* WHAT THE TASK ASKS: Can you rewrite everything from the entry containing "table-cell: 2013/01/01 <box>272 162" down to the entry containing "row-number: 14 <box>33 370 58 386</box>", with "Actual" swapped for "Forecast" and nothing else altered, giving back only those entries?

* SUPPLIED ENTRIES:

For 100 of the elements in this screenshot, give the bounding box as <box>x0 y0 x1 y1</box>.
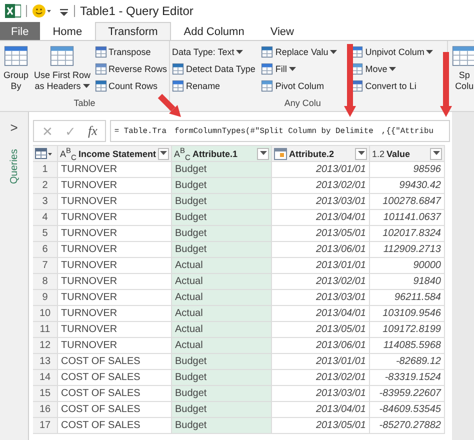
table-cell: 2013/01/01 <box>272 162 370 178</box>
command-icon <box>172 80 184 92</box>
table-cell: Actual <box>172 290 272 306</box>
ribbon-button[interactable]: Count Rows <box>94 78 158 94</box>
ribbon-button[interactable]: Use First Row as Headers <box>33 44 92 92</box>
filter-dropdown[interactable] <box>257 148 269 160</box>
table-cell: Budget <box>172 162 272 178</box>
row-number: 14 <box>33 370 58 386</box>
table-cell: 98596 <box>370 162 445 178</box>
row-number: 9 <box>33 290 58 306</box>
table-menu-icon[interactable] <box>35 148 53 160</box>
table-cell: 2013/02/01 <box>272 370 370 386</box>
row-number: 7 <box>33 258 58 274</box>
file-tab[interactable]: File <box>0 22 40 40</box>
table-cell: 2013/06/01 <box>272 338 370 354</box>
column-header[interactable]: Attribute.2 <box>272 145 370 162</box>
ribbon-button[interactable]: Reverse Rows <box>94 61 168 77</box>
calendar-icon <box>274 148 287 160</box>
filter-dropdown[interactable] <box>355 148 367 160</box>
ribbon-tab[interactable]: Home <box>40 22 96 40</box>
table-cell: Actual <box>172 338 272 354</box>
ribbon-button[interactable]: Detect Data Type <box>172 61 256 77</box>
table-cell: 2013/01/01 <box>272 354 370 370</box>
table-cell: 102017.8324 <box>370 226 445 242</box>
ribbon-button[interactable]: Move <box>351 61 396 77</box>
table-cell: 90000 <box>370 258 445 274</box>
column-header[interactable]: A$^{B}$$_{C}$ Attribute.1 <box>172 145 272 162</box>
table-cell: 103109.9546 <box>370 306 445 322</box>
fx-button[interactable]: fx <box>88 123 98 139</box>
expand-button[interactable]: > <box>10 120 18 135</box>
table-cell: Budget <box>172 226 272 242</box>
ribbon-button[interactable]: Transpose <box>94 44 151 60</box>
caret-icon <box>260 151 266 156</box>
table-cell: -84609.53545 <box>370 402 445 418</box>
table-cell: 2013/03/01 <box>272 194 370 210</box>
ribbon-button[interactable]: Unpivot Colum <box>351 44 434 60</box>
row-number: 6 <box>33 242 58 258</box>
table-cell: 112909.2713 <box>370 242 445 258</box>
filter-dropdown[interactable] <box>158 148 169 160</box>
command-icon <box>261 80 274 92</box>
ribbon-button[interactable]: Sp Colu <box>450 44 474 92</box>
row-number: 12 <box>33 338 58 354</box>
table-cell: 100278.6847 <box>370 194 445 210</box>
table-cell: Budget <box>172 194 272 210</box>
table-cell: Budget <box>172 402 272 418</box>
ribbon-button[interactable]: Fill <box>261 61 296 77</box>
row-number: 1 <box>33 162 58 178</box>
table-icon <box>3 44 29 68</box>
command-icon <box>351 80 364 92</box>
table-cell: 2013/05/01 <box>272 322 370 338</box>
smiley-icon[interactable] <box>32 4 54 18</box>
row-number: 5 <box>33 226 58 242</box>
table-cell: -82689.12 <box>370 354 445 370</box>
ribbon-button[interactable]: Group By <box>2 44 30 92</box>
row-number: 17 <box>33 418 58 434</box>
window-title: Table1 - Query Editor <box>80 4 194 18</box>
column-header[interactable]: A$^{B}$$_{C}$ Income Statement <box>58 145 172 162</box>
table-cell: 2013/05/01 <box>272 418 370 434</box>
annotation-arrow <box>158 94 181 117</box>
row-number: 4 <box>33 210 58 226</box>
ribbon-button[interactable]: Replace Valu <box>261 44 338 60</box>
row-number: 15 <box>33 386 58 402</box>
table-cell: 2013/03/01 <box>272 386 370 402</box>
command-icon <box>351 63 364 75</box>
table-cell: 99430.42 <box>370 178 445 194</box>
table-cell: Actual <box>172 306 272 322</box>
row-number: 11 <box>33 322 58 338</box>
ribbon-tab[interactable]: Transform <box>95 22 171 40</box>
column-header[interactable]: 1.2 Value <box>370 145 445 162</box>
command-icon <box>172 63 184 75</box>
table-cell: 2013/02/01 <box>272 274 370 290</box>
table-cell: Budget <box>172 386 272 402</box>
ribbon-tab[interactable]: Add Column <box>170 22 258 40</box>
table-cell: Actual <box>172 258 272 274</box>
table-cell: 2013/04/01 <box>272 306 370 322</box>
table-cell: Budget <box>172 418 272 434</box>
table-cell: Actual <box>172 322 272 338</box>
table-cell: Budget <box>172 354 272 370</box>
table-icon <box>49 44 76 68</box>
ribbon-button[interactable]: Rename <box>172 78 220 94</box>
ribbon-button[interactable]: Convert to Li <box>351 78 416 94</box>
filter-dropdown[interactable] <box>430 148 442 160</box>
queries-label: Queries <box>8 149 20 184</box>
command-icon <box>351 46 364 58</box>
table-cell: 114085.5968 <box>370 338 445 354</box>
ribbon-button[interactable]: Pivot Colum <box>261 78 324 94</box>
row-number: 8 <box>33 274 58 290</box>
ribbon-button[interactable]: Data Type: Text <box>172 44 244 60</box>
table-cell: 2013/05/01 <box>272 226 370 242</box>
caret-icon <box>358 151 364 156</box>
command-icon <box>261 46 274 58</box>
table-cell: 2013/04/01 <box>272 402 370 418</box>
annotation-arrow <box>440 52 452 117</box>
ribbon-tab[interactable]: View <box>257 22 307 40</box>
group-label: Table <box>72 98 96 110</box>
command-icon <box>261 63 274 75</box>
table-cell: -85270.27882 <box>370 418 445 434</box>
table-cell: 96211.584 <box>370 290 445 306</box>
command-icon <box>94 46 107 58</box>
table-cell: Budget <box>172 242 272 258</box>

* WRITTEN ANSWER:
table-cell: 2013/01/01 <box>272 162 370 178</box>
command-icon <box>172 80 184 92</box>
table-cell: Forecast <box>172 290 272 306</box>
ribbon-button[interactable]: Count Rows <box>94 78 158 94</box>
ribbon-button[interactable]: Use First Row as Headers <box>33 44 92 92</box>
filter-dropdown[interactable] <box>257 148 269 160</box>
table-cell: Budget <box>172 162 272 178</box>
row-number: 14 <box>33 370 58 386</box>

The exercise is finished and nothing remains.